== Task to carry out ==
Reproduce the records that follow in full, excluding any picture they contain.

────

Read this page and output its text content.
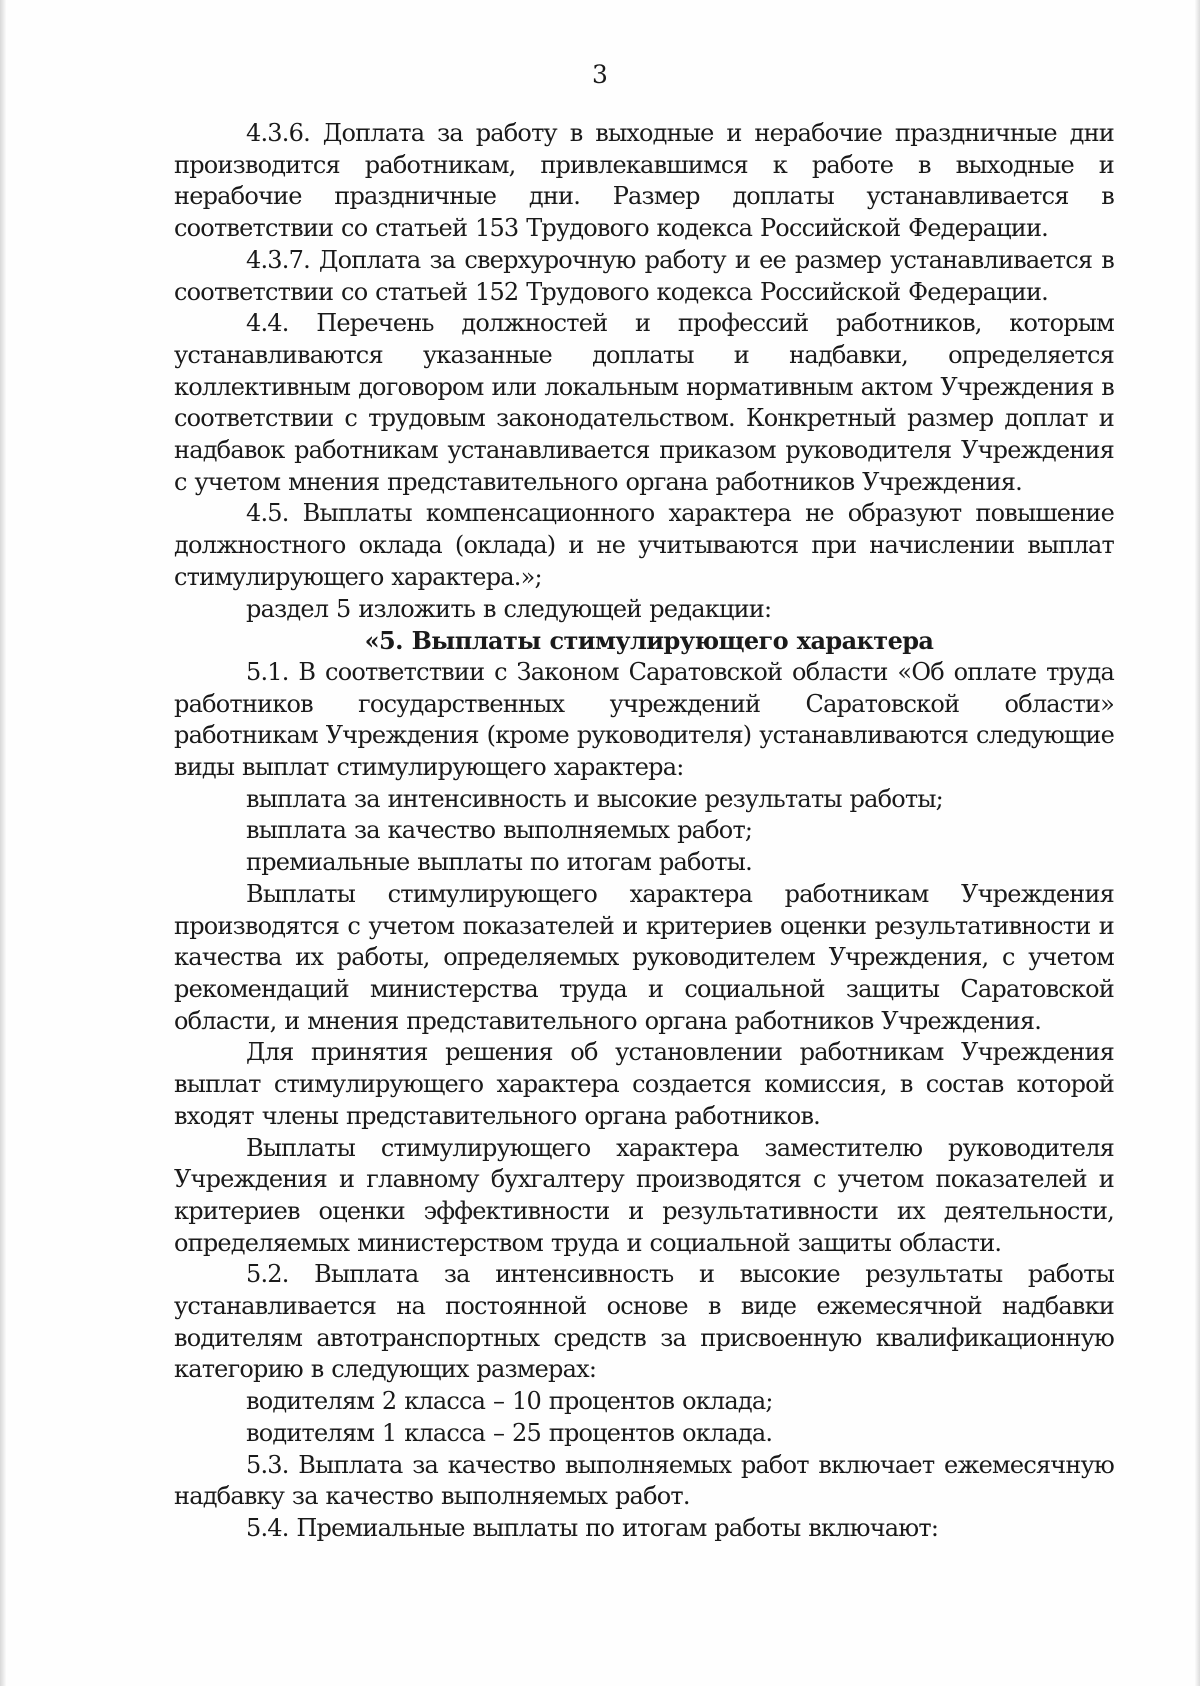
3

4.3.6. Доплата за работу в выходные и нерабочие праздничные дни производится работникам, привлекавшимся к работе в выходные и нерабочие праздничные дни. Размер доплаты устанавливается в соответствии со статьей 153 Трудового кодекса Российской Федерации.

4.3.7. Доплата за сверхурочную работу и ее размер устанавливается в соответствии со статьей 152 Трудового кодекса Российской Федерации.

4.4. Перечень должностей и профессий работников, которым устанавливаются указанные доплаты и надбавки, определяется коллективным договором или локальным нормативным актом Учреждения в соответствии с трудовым законодательством. Конкретный размер доплат и надбавок работникам устанавливается приказом руководителя Учреждения с учетом мнения представительного органа работников Учреждения.

4.5. Выплаты компенсационного характера не образуют повышение должностного оклада (оклада) и не учитываются при начислении выплат стимулирующего характера.»;

раздел 5 изложить в следующей редакции:

«5. Выплаты стимулирующего характера

5.1. В соответствии с Законом Саратовской области «Об оплате труда работников государственных учреждений Саратовской области» работникам Учреждения (кроме руководителя) устанавливаются следующие виды выплат стимулирующего характера:

выплата за интенсивность и высокие результаты работы;

выплата за качество выполняемых работ;

премиальные выплаты по итогам работы.

Выплаты стимулирующего характера работникам Учреждения производятся с учетом показателей и критериев оценки результативности и качества их работы, определяемых руководителем Учреждения, с учетом рекомендаций министерства труда и социальной защиты Саратовской области, и мнения представительного органа работников Учреждения.

Для принятия решения об установлении работникам Учреждения выплат стимулирующего характера создается комиссия, в состав которой входят члены представительного органа работников.

Выплаты стимулирующего характера заместителю руководителя Учреждения и главному бухгалтеру производятся с учетом показателей и критериев оценки эффективности и результативности их деятельности, определяемых министерством труда и социальной защиты области.

5.2. Выплата за интенсивность и высокие результаты работы устанавливается на постоянной основе в виде ежемесячной надбавки водителям автотранспортных средств за присвоенную квалификационную категорию в следующих размерах:

водителям 2 класса – 10 процентов оклада;

водителям 1 класса – 25 процентов оклада.

5.3. Выплата за качество выполняемых работ включает ежемесячную надбавку за качество выполняемых работ.

5.4. Премиальные выплаты по итогам работы включают:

────

== Exercise result ==
Read this page and output its text content.
3

4.3.6. Доплата за работу в выходные и нерабочие праздничные дни производится работникам, привлекавшимся к работе в выходные и нерабочие праздничные дни. Размер доплаты устанавливается в соответствии со статьей 153 Трудового кодекса Российской Федерации.

4.3.7. Доплата за сверхурочную работу и ее размер устанавливается в соответствии со статьей 152 Трудового кодекса Российской Федерации.

4.4. Перечень должностей и профессий работников, которым устанавливаются указанные доплаты и надбавки, определяется коллективным договором или локальным нормативным актом Учреждения в соответствии с трудовым законодательством. Конкретный размер доплат и надбавок работникам устанавливается приказом руководителя Учреждения с учетом мнения представительного органа работников Учреждения.

4.5. Выплаты компенсационного характера не образуют повышение должностного оклада (оклада) и не учитываются при начислении выплат стимулирующего характера.»;

раздел 5 изложить в следующей редакции:

«5. Выплаты стимулирующего характера

5.1. В соответствии с Законом Саратовской области «Об оплате труда работников государственных учреждений Саратовской области» работникам Учреждения (кроме руководителя) устанавливаются следующие виды выплат стимулирующего характера:

выплата за интенсивность и высокие результаты работы;

выплата за качество выполняемых работ;

премиальные выплаты по итогам работы.

Выплаты стимулирующего характера работникам Учреждения производятся с учетом показателей и критериев оценки результативности и качества их работы, определяемых руководителем Учреждения, с учетом рекомендаций министерства труда и социальной защиты Саратовской области, и мнения представительного органа работников Учреждения.

Для принятия решения об установлении работникам Учреждения выплат стимулирующего характера создается комиссия, в состав которой входят члены представительного органа работников.

Выплаты стимулирующего характера заместителю руководителя Учреждения и главному бухгалтеру производятся с учетом показателей и критериев оценки эффективности и результативности их деятельности, определяемых министерством труда и социальной защиты области.

5.2. Выплата за интенсивность и высокие результаты работы устанавливается на постоянной основе в виде ежемесячной надбавки водителям автотранспортных средств за присвоенную квалификационную категорию в следующих размерах:

водителям 2 класса – 10 процентов оклада;

водителям 1 класса – 25 процентов оклада.

5.3. Выплата за качество выполняемых работ включает ежемесячную надбавку за качество выполняемых работ.

5.4. Премиальные выплаты по итогам работы включают:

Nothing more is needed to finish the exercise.